> _What you are asked to do_: Everything from the line that contains "Transcribe this image's" through the last line of the listing must be copied exactly, with both of those lines included and no others.

> _Collected data entries_:
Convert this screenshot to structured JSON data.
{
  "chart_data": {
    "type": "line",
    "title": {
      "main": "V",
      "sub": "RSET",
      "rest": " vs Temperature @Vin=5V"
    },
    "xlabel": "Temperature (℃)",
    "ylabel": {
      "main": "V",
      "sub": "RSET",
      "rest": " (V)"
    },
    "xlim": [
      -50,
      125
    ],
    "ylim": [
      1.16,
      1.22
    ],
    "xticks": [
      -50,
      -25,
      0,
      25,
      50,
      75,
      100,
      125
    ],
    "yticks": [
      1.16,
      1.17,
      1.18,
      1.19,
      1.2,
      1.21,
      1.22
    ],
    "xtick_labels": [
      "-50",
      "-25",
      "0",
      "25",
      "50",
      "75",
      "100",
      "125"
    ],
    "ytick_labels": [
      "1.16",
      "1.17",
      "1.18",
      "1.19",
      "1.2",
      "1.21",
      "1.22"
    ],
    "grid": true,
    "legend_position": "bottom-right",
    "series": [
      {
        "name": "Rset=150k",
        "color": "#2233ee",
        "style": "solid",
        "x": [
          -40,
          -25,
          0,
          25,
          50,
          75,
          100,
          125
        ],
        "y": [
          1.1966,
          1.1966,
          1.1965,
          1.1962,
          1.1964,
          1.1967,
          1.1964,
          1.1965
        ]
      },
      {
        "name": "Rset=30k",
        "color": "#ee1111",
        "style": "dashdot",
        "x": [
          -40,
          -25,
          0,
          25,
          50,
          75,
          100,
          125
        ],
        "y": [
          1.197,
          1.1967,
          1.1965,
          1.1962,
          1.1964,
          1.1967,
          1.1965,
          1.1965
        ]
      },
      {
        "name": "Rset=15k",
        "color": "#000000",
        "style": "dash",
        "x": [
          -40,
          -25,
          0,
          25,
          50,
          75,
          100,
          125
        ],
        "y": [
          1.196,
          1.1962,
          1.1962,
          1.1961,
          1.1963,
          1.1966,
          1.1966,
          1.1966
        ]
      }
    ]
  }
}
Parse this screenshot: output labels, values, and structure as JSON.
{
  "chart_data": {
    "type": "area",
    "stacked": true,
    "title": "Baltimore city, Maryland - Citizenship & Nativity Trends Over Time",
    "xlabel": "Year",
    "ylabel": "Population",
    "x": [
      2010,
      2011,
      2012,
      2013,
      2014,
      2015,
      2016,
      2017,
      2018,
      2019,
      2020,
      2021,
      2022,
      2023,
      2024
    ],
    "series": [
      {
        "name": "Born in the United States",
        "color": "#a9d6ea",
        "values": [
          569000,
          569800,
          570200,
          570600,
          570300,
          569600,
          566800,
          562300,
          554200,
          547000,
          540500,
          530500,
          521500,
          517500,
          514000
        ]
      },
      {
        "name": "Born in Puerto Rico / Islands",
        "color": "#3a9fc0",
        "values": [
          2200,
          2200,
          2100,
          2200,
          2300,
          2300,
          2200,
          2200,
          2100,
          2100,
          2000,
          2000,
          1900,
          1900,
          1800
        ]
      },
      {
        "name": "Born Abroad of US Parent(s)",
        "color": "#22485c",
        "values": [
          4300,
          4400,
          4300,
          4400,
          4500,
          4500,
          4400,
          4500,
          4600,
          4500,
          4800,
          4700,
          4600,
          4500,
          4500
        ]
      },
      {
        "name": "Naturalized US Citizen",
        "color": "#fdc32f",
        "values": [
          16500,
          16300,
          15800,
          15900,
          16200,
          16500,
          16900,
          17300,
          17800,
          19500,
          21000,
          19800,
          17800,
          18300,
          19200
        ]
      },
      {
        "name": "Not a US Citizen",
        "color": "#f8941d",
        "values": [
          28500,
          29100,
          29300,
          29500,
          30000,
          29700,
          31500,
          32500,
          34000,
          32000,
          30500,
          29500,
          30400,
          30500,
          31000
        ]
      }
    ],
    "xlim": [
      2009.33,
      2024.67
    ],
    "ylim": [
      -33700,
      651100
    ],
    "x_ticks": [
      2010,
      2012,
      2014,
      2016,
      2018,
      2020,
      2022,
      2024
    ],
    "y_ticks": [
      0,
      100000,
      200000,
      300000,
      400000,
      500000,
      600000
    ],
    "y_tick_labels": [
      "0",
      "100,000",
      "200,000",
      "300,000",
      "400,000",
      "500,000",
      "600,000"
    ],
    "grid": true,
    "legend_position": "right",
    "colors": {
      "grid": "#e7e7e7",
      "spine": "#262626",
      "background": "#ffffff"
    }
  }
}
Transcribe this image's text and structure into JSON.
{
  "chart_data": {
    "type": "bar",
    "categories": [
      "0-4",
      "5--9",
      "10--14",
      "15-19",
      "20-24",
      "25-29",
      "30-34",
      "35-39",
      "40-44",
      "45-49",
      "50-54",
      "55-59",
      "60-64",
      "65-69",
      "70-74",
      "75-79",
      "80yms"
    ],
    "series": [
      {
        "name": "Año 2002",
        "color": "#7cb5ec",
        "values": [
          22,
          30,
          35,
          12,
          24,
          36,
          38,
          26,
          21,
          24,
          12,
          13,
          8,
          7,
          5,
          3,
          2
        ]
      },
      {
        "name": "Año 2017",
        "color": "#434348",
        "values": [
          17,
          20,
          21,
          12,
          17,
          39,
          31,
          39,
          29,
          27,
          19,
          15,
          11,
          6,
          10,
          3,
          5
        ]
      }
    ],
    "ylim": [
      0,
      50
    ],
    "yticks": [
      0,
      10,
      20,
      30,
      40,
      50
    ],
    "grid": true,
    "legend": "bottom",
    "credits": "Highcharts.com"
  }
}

> _Right answer_:
Transcribe this image's text and structure into JSON.
{
  "chart_data": {
    "type": "bar",
    "categories": [
      "0-4",
      "5--9",
      "10--14",
      "15-19",
      "20-24",
      "25-29",
      "30-34",
      "35-39",
      "40-44",
      "45-49",
      "50-54",
      "55-59",
      "60-64",
      "65-69",
      "70-74",
      "75-79",
      "80yms"
    ],
    "series": [
      {
        "name": "Año 2002",
        "color": "#7cb5ec",
        "values": [
          22,
          30,
          35,
          12,
          24,
          36,
          38,
          26,
          21,
          24,
          12,
          13,
          8,
          7,
          5,
          3,
          2
        ]
      },
      {
        "name": "Año 2017",
        "color": "#434348",
        "values": [
          17,
          20,
          21,
          12,
          17,
          39,
          31,
          39,
          29,
          27,
          19,
          15,
          11,
          6,
          10,
          3,
          5
        ]
      }
    ],
    "ylim": [
      0,
      50
    ],
    "yticks": [
      0,
      10,
      20,
      30,
      40,
      50
    ],
    "grid": true,
    "legend": "bottom",
    "credits": "Highcharts.com"
  }
}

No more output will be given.